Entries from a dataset
· · · ·

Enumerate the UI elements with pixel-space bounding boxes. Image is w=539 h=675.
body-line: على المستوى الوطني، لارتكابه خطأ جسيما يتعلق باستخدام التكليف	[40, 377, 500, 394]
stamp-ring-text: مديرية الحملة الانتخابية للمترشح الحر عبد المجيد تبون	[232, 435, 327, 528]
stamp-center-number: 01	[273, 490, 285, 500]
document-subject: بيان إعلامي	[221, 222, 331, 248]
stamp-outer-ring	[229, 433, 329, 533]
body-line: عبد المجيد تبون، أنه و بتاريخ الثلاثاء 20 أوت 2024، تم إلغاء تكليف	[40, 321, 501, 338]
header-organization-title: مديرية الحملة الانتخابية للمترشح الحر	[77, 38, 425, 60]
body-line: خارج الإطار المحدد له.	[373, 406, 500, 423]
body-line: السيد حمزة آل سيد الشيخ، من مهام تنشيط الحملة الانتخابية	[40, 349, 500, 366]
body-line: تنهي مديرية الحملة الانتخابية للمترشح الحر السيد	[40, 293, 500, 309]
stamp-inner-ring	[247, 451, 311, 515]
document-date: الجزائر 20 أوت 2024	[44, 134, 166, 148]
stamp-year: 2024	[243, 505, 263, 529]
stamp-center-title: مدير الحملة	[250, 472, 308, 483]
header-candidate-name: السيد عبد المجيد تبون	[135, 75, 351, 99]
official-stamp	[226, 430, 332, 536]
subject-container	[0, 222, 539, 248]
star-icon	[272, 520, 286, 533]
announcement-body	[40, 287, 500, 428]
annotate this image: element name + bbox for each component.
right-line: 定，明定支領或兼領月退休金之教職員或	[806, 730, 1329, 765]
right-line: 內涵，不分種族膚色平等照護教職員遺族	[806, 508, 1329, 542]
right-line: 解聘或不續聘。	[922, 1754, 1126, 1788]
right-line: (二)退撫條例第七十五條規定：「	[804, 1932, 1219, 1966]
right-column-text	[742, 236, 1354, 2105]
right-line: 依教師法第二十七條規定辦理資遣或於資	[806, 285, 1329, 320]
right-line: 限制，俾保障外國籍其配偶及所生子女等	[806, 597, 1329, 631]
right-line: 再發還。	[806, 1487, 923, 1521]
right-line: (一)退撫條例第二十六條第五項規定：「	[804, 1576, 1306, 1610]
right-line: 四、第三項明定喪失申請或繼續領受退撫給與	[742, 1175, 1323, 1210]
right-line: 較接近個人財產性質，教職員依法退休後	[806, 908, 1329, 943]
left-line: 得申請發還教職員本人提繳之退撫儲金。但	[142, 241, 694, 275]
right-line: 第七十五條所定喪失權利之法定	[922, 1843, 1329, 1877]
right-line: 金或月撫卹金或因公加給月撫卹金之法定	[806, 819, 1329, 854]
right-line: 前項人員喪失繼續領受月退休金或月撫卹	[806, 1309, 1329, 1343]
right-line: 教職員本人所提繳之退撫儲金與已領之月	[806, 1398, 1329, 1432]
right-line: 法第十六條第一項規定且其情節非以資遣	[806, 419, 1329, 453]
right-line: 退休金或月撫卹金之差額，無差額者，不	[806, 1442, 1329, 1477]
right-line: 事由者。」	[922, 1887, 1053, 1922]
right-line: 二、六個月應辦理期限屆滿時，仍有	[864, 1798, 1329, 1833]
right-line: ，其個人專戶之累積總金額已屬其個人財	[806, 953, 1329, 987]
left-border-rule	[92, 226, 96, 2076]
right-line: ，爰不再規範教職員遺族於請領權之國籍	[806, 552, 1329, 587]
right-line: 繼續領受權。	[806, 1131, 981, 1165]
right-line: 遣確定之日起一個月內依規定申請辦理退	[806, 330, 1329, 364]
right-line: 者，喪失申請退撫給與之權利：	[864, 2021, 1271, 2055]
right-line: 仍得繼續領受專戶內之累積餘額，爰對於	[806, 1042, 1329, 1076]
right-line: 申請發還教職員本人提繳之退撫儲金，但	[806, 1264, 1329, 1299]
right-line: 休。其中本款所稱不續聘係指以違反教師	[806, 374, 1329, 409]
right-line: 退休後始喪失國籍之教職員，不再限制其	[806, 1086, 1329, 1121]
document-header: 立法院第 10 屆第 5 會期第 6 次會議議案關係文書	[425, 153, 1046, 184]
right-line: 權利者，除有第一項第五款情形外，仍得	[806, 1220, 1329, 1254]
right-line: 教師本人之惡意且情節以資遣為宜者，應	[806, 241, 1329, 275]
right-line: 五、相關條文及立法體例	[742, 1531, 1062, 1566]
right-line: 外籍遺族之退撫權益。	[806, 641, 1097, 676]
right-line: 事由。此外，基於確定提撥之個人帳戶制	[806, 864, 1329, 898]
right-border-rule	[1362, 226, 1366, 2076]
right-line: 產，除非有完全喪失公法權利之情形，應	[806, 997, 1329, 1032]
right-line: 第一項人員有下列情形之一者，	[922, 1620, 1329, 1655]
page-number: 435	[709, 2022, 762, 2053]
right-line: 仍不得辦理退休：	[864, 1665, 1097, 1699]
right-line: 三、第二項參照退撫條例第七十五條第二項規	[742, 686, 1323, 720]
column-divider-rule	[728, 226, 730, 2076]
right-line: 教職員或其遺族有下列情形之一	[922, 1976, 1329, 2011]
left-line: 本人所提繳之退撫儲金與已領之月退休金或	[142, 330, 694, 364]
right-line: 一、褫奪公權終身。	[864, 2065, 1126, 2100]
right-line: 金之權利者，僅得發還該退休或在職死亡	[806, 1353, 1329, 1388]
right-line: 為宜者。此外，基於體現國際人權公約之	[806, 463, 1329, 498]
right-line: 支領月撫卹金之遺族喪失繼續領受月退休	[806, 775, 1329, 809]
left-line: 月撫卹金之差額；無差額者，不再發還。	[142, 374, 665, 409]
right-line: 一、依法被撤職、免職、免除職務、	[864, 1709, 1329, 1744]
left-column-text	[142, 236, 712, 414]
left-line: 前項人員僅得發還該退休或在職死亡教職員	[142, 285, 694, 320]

· · · ·

--- Exercise goal ---
Extract every line of the entries above and reproduce each one character for character.

--- Exercise result ---
Enumerate the UI elements with pixel-space bounding boxes. Image is w=539 h=675.
body-line: على المستوى الوطني، لارتكابه خطأ جسيما يتعلق باستخدام التكليف	[40, 377, 500, 394]
stamp-ring-text: مديرية الحملة الانتخابية للمترشح الحر عبد المجيد تبون	[232, 435, 327, 528]
stamp-center-number: 01	[273, 490, 285, 500]
document-subject: بيان إعلامي	[221, 222, 331, 248]
stamp-outer-ring	[229, 433, 329, 533]
body-line: عبد المجيد تبون، أنه و بتاريخ الثلاثاء 20 أوت 2024، تم إلغاء تكليف	[40, 321, 501, 338]
header-organization-title: مديرية الحملة الانتخابية للمترشح الحر	[77, 38, 425, 60]
body-line: خارج الإطار المحدد له.	[373, 406, 500, 423]
body-line: السيد حمزة آل سيد الشيخ، من مهام تنشيط الحملة الانتخابية	[40, 349, 500, 366]
body-line: تنهي مديرية الحملة الانتخابية للمترشح الحر السيد	[40, 293, 500, 309]
stamp-inner-ring	[247, 451, 311, 515]
document-date: الجزائر 20 أوت 2024	[44, 134, 166, 148]
stamp-year: 2024	[243, 505, 263, 529]
stamp-center-title: مدير الحملة	[250, 472, 308, 483]
header-candidate-name: السيد عبد المجيد تبون	[135, 75, 351, 99]
official-stamp	[226, 430, 332, 536]
subject-container	[0, 222, 539, 248]
star-icon	[272, 520, 286, 533]
announcement-body	[40, 287, 500, 428]
annotate this image: element name + bbox for each component.
right-line: 定，明定支領或兼領月退休金之教職員或	[806, 730, 1329, 765]
right-line: 內涵，不分種族膚色平等照護教職員遺族	[806, 508, 1329, 542]
right-line: 解聘或不續聘。	[922, 1754, 1126, 1788]
right-line: (二)退撫條例第七十五條規定：「	[804, 1932, 1219, 1966]
right-column-text	[742, 236, 1354, 2105]
right-line: 依教師法第二十七條規定辦理資遣或於資	[806, 285, 1329, 320]
right-line: 限制，俾保障外國籍其配偶及所生子女等	[806, 597, 1329, 631]
right-line: 再發還。	[806, 1487, 923, 1521]
right-line: (一)退撫條例第二十六條第五項規定：「	[804, 1576, 1306, 1610]
right-line: 四、第三項明定喪失申請或繼續領受退撫給與	[742, 1175, 1323, 1210]
right-line: 較接近個人財產性質，教職員依法退休後	[806, 908, 1329, 943]
left-line: 得申請發還教職員本人提繳之退撫儲金。但	[142, 241, 694, 275]
right-line: 第七十五條所定喪失權利之法定	[922, 1843, 1329, 1877]
right-line: 金或月撫卹金或因公加給月撫卹金之法定	[806, 819, 1329, 854]
right-line: 前項人員喪失繼續領受月退休金或月撫卹	[806, 1309, 1329, 1343]
right-line: 教職員本人所提繳之退撫儲金與已領之月	[806, 1398, 1329, 1432]
right-line: 法第十六條第一項規定且其情節非以資遣	[806, 419, 1329, 453]
right-line: 退休金或月撫卹金之差額，無差額者，不	[806, 1442, 1329, 1477]
right-line: 事由者。」	[922, 1887, 1053, 1922]
right-line: 二、六個月應辦理期限屆滿時，仍有	[864, 1798, 1329, 1833]
right-line: ，其個人專戶之累積總金額已屬其個人財	[806, 953, 1329, 987]
left-border-rule	[92, 226, 96, 2076]
right-line: ，爰不再規範教職員遺族於請領權之國籍	[806, 552, 1329, 587]
right-line: 繼續領受權。	[806, 1131, 981, 1165]
right-line: 遣確定之日起一個月內依規定申請辦理退	[806, 330, 1329, 364]
right-line: 者，喪失申請退撫給與之權利：	[864, 2021, 1271, 2055]
right-line: 仍得繼續領受專戶內之累積餘額，爰對於	[806, 1042, 1329, 1076]
right-line: 申請發還教職員本人提繳之退撫儲金，但	[806, 1264, 1329, 1299]
right-line: 休。其中本款所稱不續聘係指以違反教師	[806, 374, 1329, 409]
right-line: 退休後始喪失國籍之教職員，不再限制其	[806, 1086, 1329, 1121]
document-header: 立法院第 10 屆第 5 會期第 6 次會議議案關係文書	[425, 153, 1046, 184]
right-line: 權利者，除有第一項第五款情形外，仍得	[806, 1220, 1329, 1254]
right-line: 教師本人之惡意且情節以資遣為宜者，應	[806, 241, 1329, 275]
right-line: 五、相關條文及立法體例	[742, 1531, 1062, 1566]
right-line: 外籍遺族之退撫權益。	[806, 641, 1097, 676]
right-line: 事由。此外，基於確定提撥之個人帳戶制	[806, 864, 1329, 898]
right-border-rule	[1362, 226, 1366, 2076]
right-line: 產，除非有完全喪失公法權利之情形，應	[806, 997, 1329, 1032]
right-line: 第一項人員有下列情形之一者，	[922, 1620, 1329, 1655]
page-number: 435	[709, 2022, 762, 2053]
right-line: 仍不得辦理退休：	[864, 1665, 1097, 1699]
right-line: 三、第二項參照退撫條例第七十五條第二項規	[742, 686, 1323, 720]
column-divider-rule	[728, 226, 730, 2076]
right-line: 教職員或其遺族有下列情形之一	[922, 1976, 1329, 2011]
left-line: 本人所提繳之退撫儲金與已領之月退休金或	[142, 330, 694, 364]
right-line: 一、褫奪公權終身。	[864, 2065, 1126, 2100]
right-line: 金之權利者，僅得發還該退休或在職死亡	[806, 1353, 1329, 1388]
right-line: 為宜者。此外，基於體現國際人權公約之	[806, 463, 1329, 498]
right-line: 支領月撫卹金之遺族喪失繼續領受月退休	[806, 775, 1329, 809]
left-line: 月撫卹金之差額；無差額者，不再發還。	[142, 374, 665, 409]
right-line: 一、依法被撤職、免職、免除職務、	[864, 1709, 1329, 1744]
left-column-text	[142, 236, 712, 414]
left-line: 前項人員僅得發還該退休或在職死亡教職員	[142, 285, 694, 320]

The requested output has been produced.